EXERCISE OBJECTIVE -
Below are records; extract exactly the lines from the one containing "Extract the structured" through the last, both included, and keep the pictures out.

(Records that describe figures)

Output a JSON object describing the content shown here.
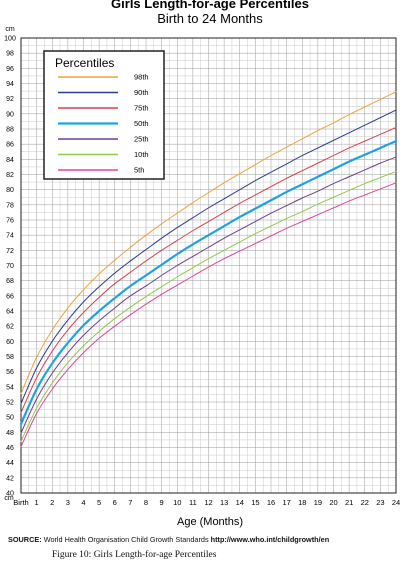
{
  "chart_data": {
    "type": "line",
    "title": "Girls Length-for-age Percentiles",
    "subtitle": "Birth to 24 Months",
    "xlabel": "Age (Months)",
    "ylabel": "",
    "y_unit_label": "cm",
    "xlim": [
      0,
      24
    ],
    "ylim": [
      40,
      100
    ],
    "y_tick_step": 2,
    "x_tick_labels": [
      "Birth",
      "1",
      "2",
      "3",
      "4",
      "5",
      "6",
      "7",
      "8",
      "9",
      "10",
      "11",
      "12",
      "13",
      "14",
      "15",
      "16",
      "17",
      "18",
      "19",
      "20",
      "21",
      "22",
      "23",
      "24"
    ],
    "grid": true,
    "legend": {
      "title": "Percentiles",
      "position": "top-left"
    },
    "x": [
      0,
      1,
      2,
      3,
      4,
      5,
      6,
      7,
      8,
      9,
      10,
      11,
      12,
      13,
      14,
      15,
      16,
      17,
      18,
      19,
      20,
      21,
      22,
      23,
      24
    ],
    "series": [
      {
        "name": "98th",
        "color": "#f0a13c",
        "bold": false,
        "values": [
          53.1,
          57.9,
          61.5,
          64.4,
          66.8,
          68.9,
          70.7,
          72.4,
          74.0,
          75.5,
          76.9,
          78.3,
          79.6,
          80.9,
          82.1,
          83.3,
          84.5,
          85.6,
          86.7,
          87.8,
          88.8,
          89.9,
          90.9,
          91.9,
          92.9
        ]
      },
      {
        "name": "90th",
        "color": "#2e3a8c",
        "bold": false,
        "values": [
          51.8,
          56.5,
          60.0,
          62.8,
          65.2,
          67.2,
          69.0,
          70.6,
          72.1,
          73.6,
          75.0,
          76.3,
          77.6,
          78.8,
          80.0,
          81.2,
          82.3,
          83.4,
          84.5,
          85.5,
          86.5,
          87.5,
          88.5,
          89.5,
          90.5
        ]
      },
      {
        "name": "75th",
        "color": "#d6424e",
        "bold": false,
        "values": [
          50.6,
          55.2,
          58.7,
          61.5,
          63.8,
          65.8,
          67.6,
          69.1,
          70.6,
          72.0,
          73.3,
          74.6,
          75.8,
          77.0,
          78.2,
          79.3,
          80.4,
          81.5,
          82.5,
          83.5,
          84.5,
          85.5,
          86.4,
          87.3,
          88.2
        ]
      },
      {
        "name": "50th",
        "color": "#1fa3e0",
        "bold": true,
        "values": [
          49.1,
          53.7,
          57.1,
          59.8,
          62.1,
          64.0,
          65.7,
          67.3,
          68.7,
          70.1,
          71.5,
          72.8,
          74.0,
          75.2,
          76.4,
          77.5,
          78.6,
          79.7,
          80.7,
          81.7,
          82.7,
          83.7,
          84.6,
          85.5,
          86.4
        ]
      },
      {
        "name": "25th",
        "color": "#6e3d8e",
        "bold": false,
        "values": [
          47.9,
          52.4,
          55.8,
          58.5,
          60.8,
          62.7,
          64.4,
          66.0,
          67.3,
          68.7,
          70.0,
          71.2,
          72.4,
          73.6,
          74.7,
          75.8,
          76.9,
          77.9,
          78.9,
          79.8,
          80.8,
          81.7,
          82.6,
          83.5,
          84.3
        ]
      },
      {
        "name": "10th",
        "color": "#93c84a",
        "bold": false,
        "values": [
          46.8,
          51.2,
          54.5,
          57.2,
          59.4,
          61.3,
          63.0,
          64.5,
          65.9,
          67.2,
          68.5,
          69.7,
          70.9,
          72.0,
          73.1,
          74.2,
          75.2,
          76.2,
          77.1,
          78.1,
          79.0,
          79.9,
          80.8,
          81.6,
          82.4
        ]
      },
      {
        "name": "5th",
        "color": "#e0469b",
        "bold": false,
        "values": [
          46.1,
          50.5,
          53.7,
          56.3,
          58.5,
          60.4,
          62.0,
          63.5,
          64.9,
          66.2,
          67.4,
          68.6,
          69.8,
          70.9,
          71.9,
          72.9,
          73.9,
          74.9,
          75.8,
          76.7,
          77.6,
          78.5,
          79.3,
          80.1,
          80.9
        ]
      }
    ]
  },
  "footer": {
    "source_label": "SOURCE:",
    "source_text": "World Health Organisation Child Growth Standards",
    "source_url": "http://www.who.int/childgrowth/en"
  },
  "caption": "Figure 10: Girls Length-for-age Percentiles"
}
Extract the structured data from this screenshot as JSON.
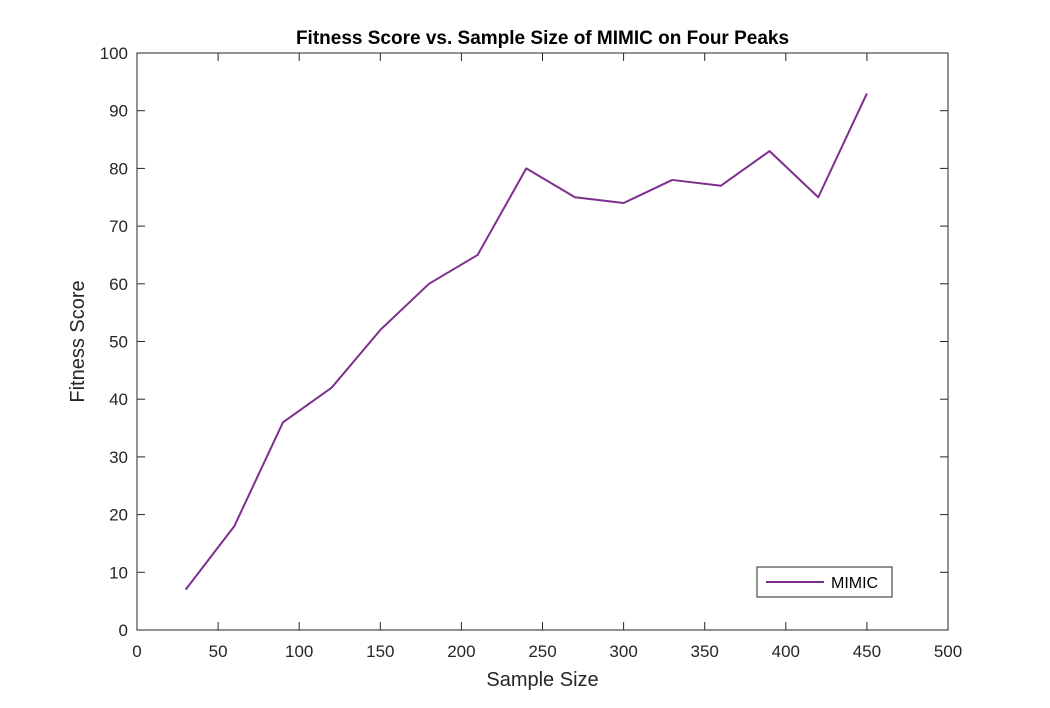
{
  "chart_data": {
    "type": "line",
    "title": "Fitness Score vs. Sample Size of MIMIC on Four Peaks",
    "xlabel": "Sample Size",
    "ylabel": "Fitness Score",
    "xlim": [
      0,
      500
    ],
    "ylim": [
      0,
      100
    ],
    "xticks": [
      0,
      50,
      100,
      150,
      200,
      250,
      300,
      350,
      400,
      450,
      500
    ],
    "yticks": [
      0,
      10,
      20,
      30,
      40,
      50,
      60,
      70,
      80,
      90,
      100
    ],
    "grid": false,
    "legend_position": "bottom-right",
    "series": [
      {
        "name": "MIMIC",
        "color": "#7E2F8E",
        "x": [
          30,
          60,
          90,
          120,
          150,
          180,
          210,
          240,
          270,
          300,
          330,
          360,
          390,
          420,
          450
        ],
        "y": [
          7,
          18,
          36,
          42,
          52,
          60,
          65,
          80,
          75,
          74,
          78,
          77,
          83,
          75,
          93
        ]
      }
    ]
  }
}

FINISHED EXERCISE -
Extract the structured data from this screenshot as JSON.
{
  "chart_data": {
    "type": "line",
    "title": "Fitness Score vs. Sample Size of MIMIC on Four Peaks",
    "xlabel": "Sample Size",
    "ylabel": "Fitness Score",
    "xlim": [
      0,
      500
    ],
    "ylim": [
      0,
      100
    ],
    "xticks": [
      0,
      50,
      100,
      150,
      200,
      250,
      300,
      350,
      400,
      450,
      500
    ],
    "yticks": [
      0,
      10,
      20,
      30,
      40,
      50,
      60,
      70,
      80,
      90,
      100
    ],
    "grid": false,
    "legend_position": "bottom-right",
    "series": [
      {
        "name": "MIMIC",
        "color": "#7E2F8E",
        "x": [
          30,
          60,
          90,
          120,
          150,
          180,
          210,
          240,
          270,
          300,
          330,
          360,
          390,
          420,
          450
        ],
        "y": [
          7,
          18,
          36,
          42,
          52,
          60,
          65,
          80,
          75,
          74,
          78,
          77,
          83,
          75,
          93
        ]
      }
    ]
  }
}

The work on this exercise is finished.